Where a line holds "Wallet", copy it.

#### Working data
------------------------------------------------------------

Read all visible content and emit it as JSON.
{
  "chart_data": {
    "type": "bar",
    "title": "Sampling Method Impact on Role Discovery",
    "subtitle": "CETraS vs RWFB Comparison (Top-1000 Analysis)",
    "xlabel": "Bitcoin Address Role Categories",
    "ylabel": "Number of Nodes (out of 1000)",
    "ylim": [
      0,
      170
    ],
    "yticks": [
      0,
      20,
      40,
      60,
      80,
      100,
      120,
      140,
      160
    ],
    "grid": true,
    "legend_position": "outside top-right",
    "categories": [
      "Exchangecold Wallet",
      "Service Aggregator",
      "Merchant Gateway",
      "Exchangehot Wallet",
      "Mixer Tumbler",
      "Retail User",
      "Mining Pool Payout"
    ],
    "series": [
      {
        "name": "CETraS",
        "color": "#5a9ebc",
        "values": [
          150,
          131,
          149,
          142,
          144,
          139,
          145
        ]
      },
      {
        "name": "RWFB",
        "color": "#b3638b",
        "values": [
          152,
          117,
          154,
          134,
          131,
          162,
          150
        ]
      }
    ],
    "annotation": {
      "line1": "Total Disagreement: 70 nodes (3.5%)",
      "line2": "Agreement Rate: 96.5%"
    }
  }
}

------------------------------------------------------------

#### Task response
      "Exchangecold Wallet",
      "Exchangehot Wallet",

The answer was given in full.